__Aangeleverde tekst__:
Waarom is dit een managementthema?
Als management ga je je niet bezig houden met elke specifieke interface en de bijbehorende keuzes. Maar de traditionele aanpak waar de leverancier een aantal interfaces voor jou programmeert is niet (altijd) meer de juiste aanpak. Je wilt jouw IT-landschap mogelijk op een andere manier inrichten, waardoor je flexibeler bent en de impact van de releases beperkt blijft. Dit is noodzakelijk als je schaalbaar wilt blijven als onderneming.
En dan heb je ook nog te maken met dat de software niet meer op een voor jou ingerichte server draait, maar ergens in de cloud. Toegang tot de data is niet zo makkelijk meer als het was. Je moet een plan hebben als organisatie hoe jullie en relevante partners toegang blijven houden tot de data – voor interfaces, maar ook voor bijv. rapportages.
De meest voorkomende manier van data-uitwisselingen: API
De technologie die vaak wordt gebruikt door aanbieders van standaardsoftware, zoals cloud ERP, is API’s. Alle SaaS-systemen worden vaak geleverd met een set aan zogeheten API’s. Een API is een voorgeprogrammeerde manier om data op te halen, gebaseerd op een zekere bedrijfslogica. Bijv. een leverancier heeft de mogelijkheid geprogrammeerd om alle of een specifieke inkooporder op te vragen. De andere applicatie die met de oplossing moet communiceren roept dan deze API aan met een aantal specifieke parameters en krijgt de gewenste informatie op een gestandaardiseerde manier terug. Deze applicatie kan deze informatie dan weer verwerken. Er wordt een beveiligde verbinding tussen beide applicaties gemaakt, waardoor informatie veilig verstuurd kan worden en jouw informatie niet zomaar openbaar beschikbaar is.

Items uit een verzameling
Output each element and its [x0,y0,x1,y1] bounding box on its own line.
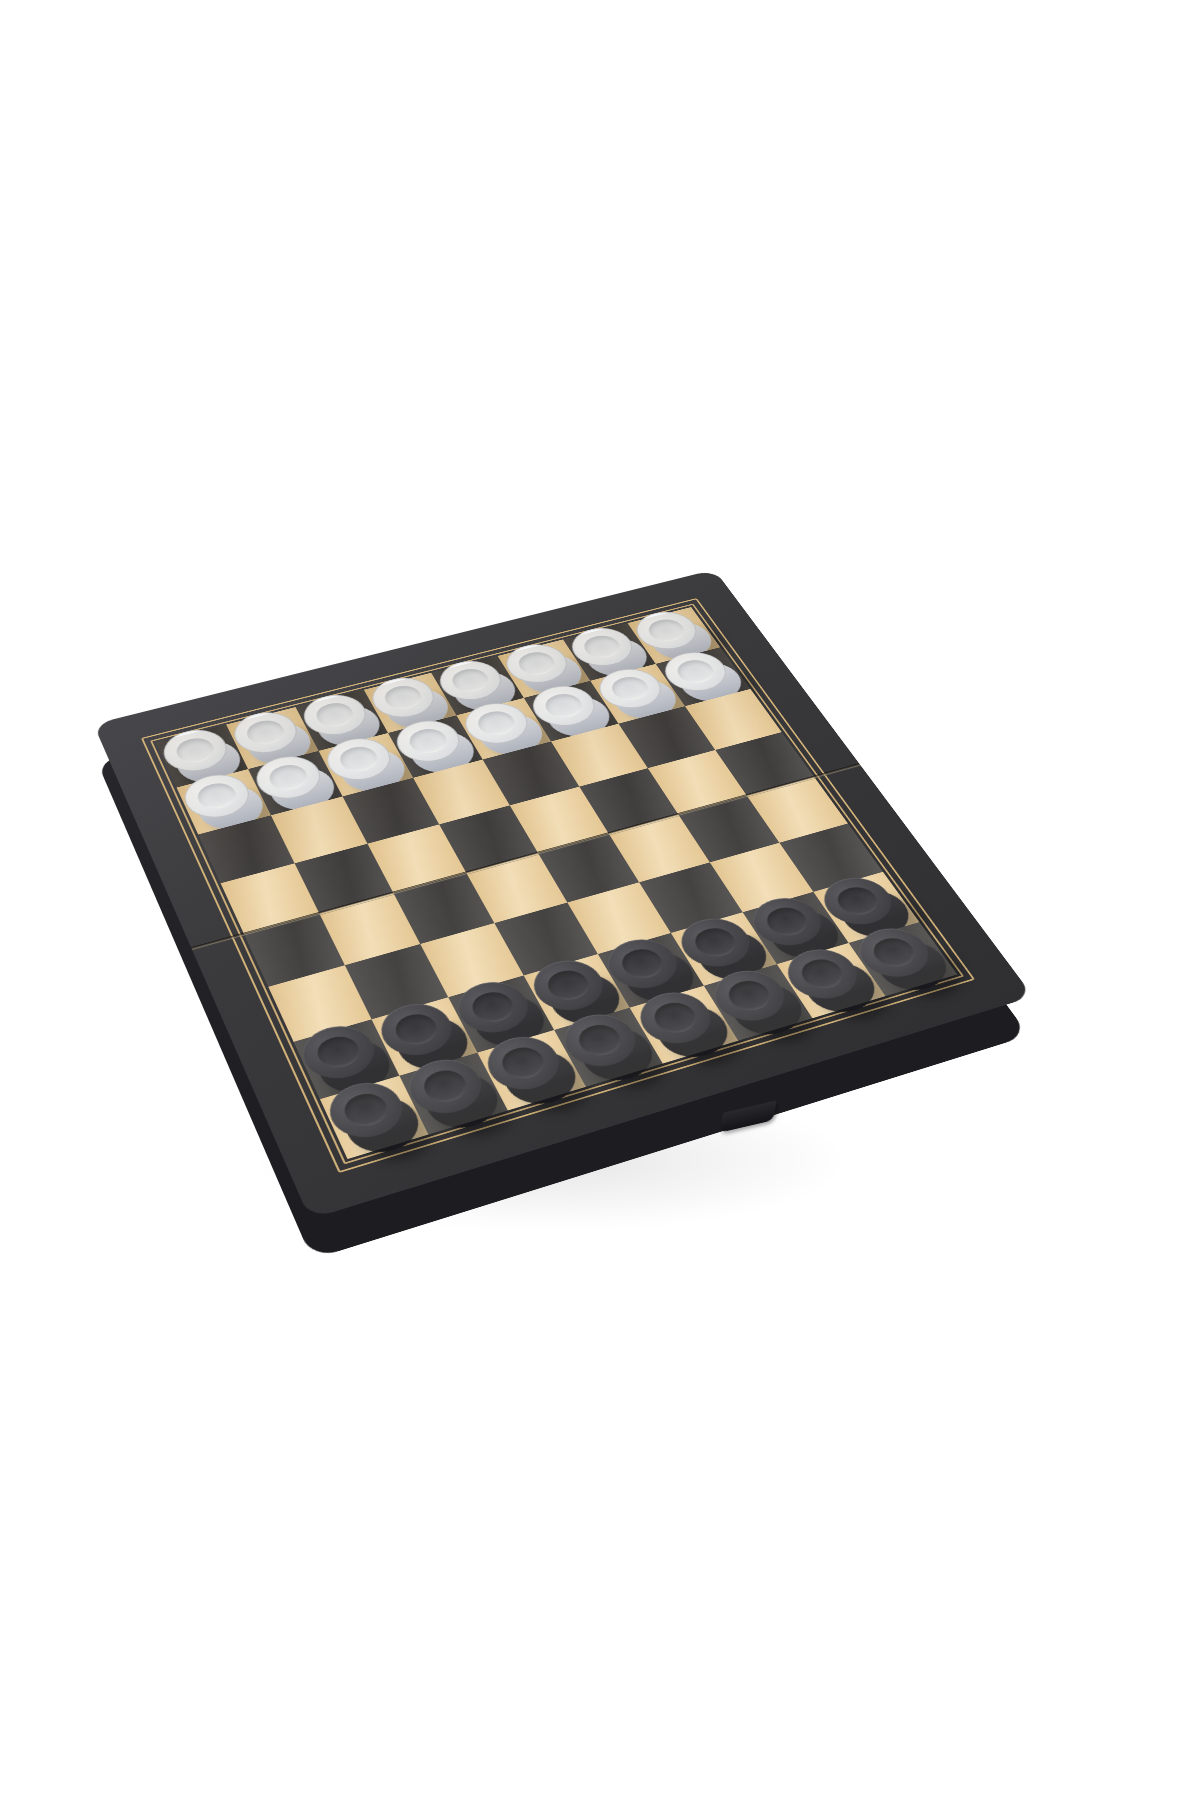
piece-dimple [867,934,920,970]
checkers-board [93,570,1033,1220]
piece-dimple [579,633,625,661]
piece-dimple [649,999,702,1037]
piece-dimple [173,735,218,766]
piece-black-a1[interactable] [328,1082,420,1153]
piece-dimple [644,616,690,644]
piece-dimple [448,666,494,695]
piece-dimple [419,1066,472,1106]
piece-dimple [761,904,813,940]
piece-dimple [607,674,654,703]
piece-dimple [473,708,520,738]
piece-dimple [336,744,382,775]
piece-dimple [243,717,288,747]
case-top-surface [93,570,1033,1220]
piece-dimple [194,780,240,812]
perspective-stage [163,478,913,1228]
piece-dimple [380,683,426,713]
piece-dimple [723,977,776,1015]
piece-dimple [796,955,849,992]
piece-dimple [497,1043,550,1083]
piece-dimple [541,691,588,721]
piece-dimple [672,657,719,686]
piece-dimple [573,1021,626,1060]
piece-dimple [514,649,560,678]
piece-dimple [390,1010,442,1049]
piece-dimple [405,726,452,757]
piece-dimple [313,1033,365,1072]
product-photo-scene [0,0,1200,1800]
piece-dimple [689,924,741,960]
piece-dimple [542,967,594,1004]
piece-dimple [312,700,358,730]
piece-dimple [265,762,311,794]
piece-dimple [832,884,884,919]
piece-dimple [467,988,519,1026]
piece-dimple [616,945,668,982]
piece-dimple [339,1090,392,1131]
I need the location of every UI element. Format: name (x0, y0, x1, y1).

__Korte opgave__: Noem alle afkortingen van technische begrippen die in de tekst over data-uitwisseling voorkomen.

__Uitwerking__:
- IT
- ERP
- API
- SaaS